* [Stated goal]:
Identify each line below that contains the word "text", and copy it out.
-- Start Supplied entries --
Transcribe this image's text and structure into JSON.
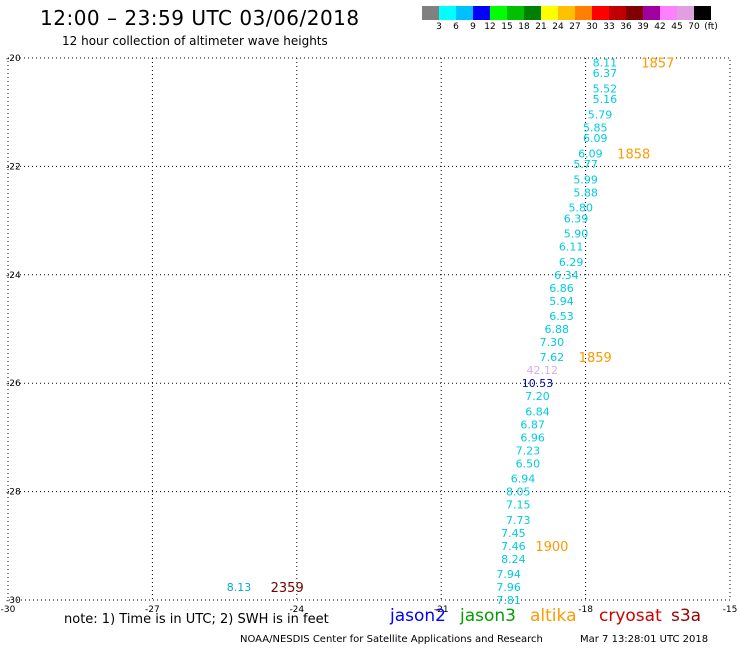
{
  "header": {
    "title": "12:00 – 23:59 UTC 03/06/2018",
    "subtitle": "12 hour collection of altimeter wave heights"
  },
  "legend": {
    "colors": [
      "#808080",
      "#00ffff",
      "#00c0ff",
      "#0000ff",
      "#00ff00",
      "#00c000",
      "#008000",
      "#ffff00",
      "#ffc000",
      "#ff8000",
      "#ff0000",
      "#c00000",
      "#800000",
      "#a000a0",
      "#ff80ff",
      "#e0a0e0",
      "#000000"
    ],
    "labels": [
      "3",
      "6",
      "9",
      "12",
      "15",
      "18",
      "21",
      "24",
      "27",
      "30",
      "33",
      "36",
      "39",
      "42",
      "45",
      "70",
      "(ft)"
    ]
  },
  "footer": {
    "note": "note: 1) Time is in UTC; 2) SWH is in feet",
    "missions": [
      {
        "name": "jason2",
        "color": "#0000ff"
      },
      {
        "name": "jason3",
        "color": "#00a000"
      },
      {
        "name": "altika",
        "color": "#ff9900"
      },
      {
        "name": "cryosat",
        "color": "#cc0000"
      },
      {
        "name": "s3a",
        "color": "#990000"
      }
    ],
    "credit": "NOAA/NESDIS Center for Satellite Applications and Research",
    "timestamp": "Mar  7 13:28:01 UTC 2018"
  },
  "chart_data": {
    "type": "scatter",
    "xlim": [
      -30,
      -15
    ],
    "ylim": [
      -30,
      -20
    ],
    "grid": true,
    "xticks": [
      "-30",
      "-27",
      "-24",
      "-21",
      "-18",
      "-15"
    ],
    "yticks": [
      "-20",
      "-22",
      "-24",
      "-26",
      "-28",
      "-30"
    ],
    "points": [
      {
        "lon": -17.6,
        "lat": -20.08,
        "value": "8.11",
        "color": "#00ccdd"
      },
      {
        "lon": -17.6,
        "lat": -20.28,
        "value": "6.37",
        "color": "#00ccdd"
      },
      {
        "lon": -17.6,
        "lat": -20.56,
        "value": "5.52",
        "color": "#00ccdd"
      },
      {
        "lon": -17.6,
        "lat": -20.76,
        "value": "5.16",
        "color": "#00ccdd"
      },
      {
        "lon": -17.7,
        "lat": -21.04,
        "value": "5.79",
        "color": "#00ccdd"
      },
      {
        "lon": -17.8,
        "lat": -21.28,
        "value": "5.85",
        "color": "#00ccdd"
      },
      {
        "lon": -17.8,
        "lat": -21.48,
        "value": "6.09",
        "color": "#00ccdd"
      },
      {
        "lon": -17.9,
        "lat": -21.76,
        "value": "6.09",
        "color": "#00ccdd"
      },
      {
        "lon": -18.0,
        "lat": -21.96,
        "value": "5.77",
        "color": "#00ccdd"
      },
      {
        "lon": -18.0,
        "lat": -22.24,
        "value": "5.99",
        "color": "#00ccdd"
      },
      {
        "lon": -18.0,
        "lat": -22.48,
        "value": "5.88",
        "color": "#00ccdd"
      },
      {
        "lon": -18.1,
        "lat": -22.76,
        "value": "5.80",
        "color": "#00ccdd"
      },
      {
        "lon": -18.2,
        "lat": -22.96,
        "value": "6.39",
        "color": "#00ccdd"
      },
      {
        "lon": -18.2,
        "lat": -23.24,
        "value": "5.90",
        "color": "#00ccdd"
      },
      {
        "lon": -18.3,
        "lat": -23.48,
        "value": "6.11",
        "color": "#00ccdd"
      },
      {
        "lon": -18.3,
        "lat": -23.76,
        "value": "6.29",
        "color": "#00ccdd"
      },
      {
        "lon": -18.4,
        "lat": -24.0,
        "value": "6.34",
        "color": "#00ccdd"
      },
      {
        "lon": -18.5,
        "lat": -24.24,
        "value": "6.86",
        "color": "#00ccdd"
      },
      {
        "lon": -18.5,
        "lat": -24.48,
        "value": "5.94",
        "color": "#00ccdd"
      },
      {
        "lon": -18.5,
        "lat": -24.76,
        "value": "6.53",
        "color": "#00ccdd"
      },
      {
        "lon": -18.6,
        "lat": -25.0,
        "value": "6.88",
        "color": "#00ccdd"
      },
      {
        "lon": -18.7,
        "lat": -25.24,
        "value": "7.30",
        "color": "#00ccdd"
      },
      {
        "lon": -18.7,
        "lat": -25.52,
        "value": "7.62",
        "color": "#00ccdd"
      },
      {
        "lon": -18.9,
        "lat": -25.76,
        "value": "42.12",
        "color": "#d8b0e8"
      },
      {
        "lon": -19.0,
        "lat": -26.0,
        "value": "10.53",
        "color": "#0000aa"
      },
      {
        "lon": -19.0,
        "lat": -26.24,
        "value": "7.20",
        "color": "#00ccdd"
      },
      {
        "lon": -19.0,
        "lat": -26.52,
        "value": "6.84",
        "color": "#00ccdd"
      },
      {
        "lon": -19.1,
        "lat": -26.76,
        "value": "6.87",
        "color": "#00ccdd"
      },
      {
        "lon": -19.1,
        "lat": -27.0,
        "value": "6.96",
        "color": "#00ccdd"
      },
      {
        "lon": -19.2,
        "lat": -27.24,
        "value": "7.23",
        "color": "#00ccdd"
      },
      {
        "lon": -19.2,
        "lat": -27.48,
        "value": "6.50",
        "color": "#00ccdd"
      },
      {
        "lon": -19.3,
        "lat": -27.76,
        "value": "6.94",
        "color": "#00ccdd"
      },
      {
        "lon": -19.4,
        "lat": -28.0,
        "value": "8.05",
        "color": "#00ccdd"
      },
      {
        "lon": -19.4,
        "lat": -28.24,
        "value": "7.15",
        "color": "#00ccdd"
      },
      {
        "lon": -19.4,
        "lat": -28.52,
        "value": "7.73",
        "color": "#00ccdd"
      },
      {
        "lon": -19.5,
        "lat": -28.76,
        "value": "7.45",
        "color": "#00ccdd"
      },
      {
        "lon": -19.5,
        "lat": -29.0,
        "value": "7.46",
        "color": "#00ccdd"
      },
      {
        "lon": -19.5,
        "lat": -29.24,
        "value": "8.24",
        "color": "#00ccdd"
      },
      {
        "lon": -19.6,
        "lat": -29.52,
        "value": "7.94",
        "color": "#00ccdd"
      },
      {
        "lon": -19.6,
        "lat": -29.76,
        "value": "7.96",
        "color": "#00ccdd"
      },
      {
        "lon": -19.6,
        "lat": -30.0,
        "value": "7.81",
        "color": "#00ccdd"
      },
      {
        "lon": -25.2,
        "lat": -29.76,
        "value": "8.13",
        "color": "#00aacc"
      }
    ],
    "time_labels": [
      {
        "lon": -16.5,
        "lat": -20.08,
        "text": "1857",
        "color": "#ff9900"
      },
      {
        "lon": -17.0,
        "lat": -21.76,
        "text": "1858",
        "color": "#ff9900"
      },
      {
        "lon": -17.8,
        "lat": -25.52,
        "text": "1859",
        "color": "#ff9900"
      },
      {
        "lon": -18.7,
        "lat": -29.0,
        "text": "1900",
        "color": "#ff9900"
      },
      {
        "lon": -24.2,
        "lat": -29.76,
        "text": "2359",
        "color": "#770000"
      }
    ]
  }
}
-- End Supplied entries --
* [Solution for this problem]:
Transcribe this image's text and structure into JSON.
        "text": "1857",
        "text": "1858",
        "text": "1859",
        "text": "1900",
        "text": "2359",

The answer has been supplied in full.